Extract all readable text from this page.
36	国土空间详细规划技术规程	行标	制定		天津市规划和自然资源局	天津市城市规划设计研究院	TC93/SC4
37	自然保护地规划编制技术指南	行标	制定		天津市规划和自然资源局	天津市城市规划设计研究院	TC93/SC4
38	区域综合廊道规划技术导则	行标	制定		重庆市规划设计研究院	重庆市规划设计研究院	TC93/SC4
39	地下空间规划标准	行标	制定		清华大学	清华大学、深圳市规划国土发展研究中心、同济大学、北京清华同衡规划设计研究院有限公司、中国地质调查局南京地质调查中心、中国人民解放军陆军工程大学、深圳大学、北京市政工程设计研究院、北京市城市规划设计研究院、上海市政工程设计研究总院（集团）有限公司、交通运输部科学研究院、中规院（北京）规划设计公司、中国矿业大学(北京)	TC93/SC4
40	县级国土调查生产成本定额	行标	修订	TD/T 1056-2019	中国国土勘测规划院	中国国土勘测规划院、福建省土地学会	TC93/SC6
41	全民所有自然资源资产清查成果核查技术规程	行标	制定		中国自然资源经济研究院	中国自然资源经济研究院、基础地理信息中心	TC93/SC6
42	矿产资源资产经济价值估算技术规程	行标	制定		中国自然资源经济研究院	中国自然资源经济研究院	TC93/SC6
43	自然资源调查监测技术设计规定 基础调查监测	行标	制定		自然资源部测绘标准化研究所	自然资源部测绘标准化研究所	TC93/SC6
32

***

## [AIM OF THE EXERCISE]
Every record shown above should be written out again exactly.

## [TASK RESULT]
Extract all readable text from this page.
36	国土空间详细规划技术规程	行标	制定		天津市规划和自然资源局	天津市城市规划设计研究院	TC93/SC4
37	自然保护地规划编制技术指南	行标	制定		天津市规划和自然资源局	天津市城市规划设计研究院	TC93/SC4
38	区域综合廊道规划技术导则	行标	制定		重庆市规划设计研究院	重庆市规划设计研究院	TC93/SC4
39	地下空间规划标准	行标	制定		清华大学	清华大学、深圳市规划国土发展研究中心、同济大学、北京清华同衡规划设计研究院有限公司、中国地质调查局南京地质调查中心、中国人民解放军陆军工程大学、深圳大学、北京市政工程设计研究院、北京市城市规划设计研究院、上海市政工程设计研究总院（集团）有限公司、交通运输部科学研究院、中规院（北京）规划设计公司、中国矿业大学(北京)	TC93/SC4
40	县级国土调查生产成本定额	行标	修订	TD/T 1056-2019	中国国土勘测规划院	中国国土勘测规划院、福建省土地学会	TC93/SC6
41	全民所有自然资源资产清查成果核查技术规程	行标	制定		中国自然资源经济研究院	中国自然资源经济研究院、基础地理信息中心	TC93/SC6
42	矿产资源资产经济价值估算技术规程	行标	制定		中国自然资源经济研究院	中国自然资源经济研究院	TC93/SC6
43	自然资源调查监测技术设计规定 基础调查监测	行标	制定		自然资源部测绘标准化研究所	自然资源部测绘标准化研究所	TC93/SC6
32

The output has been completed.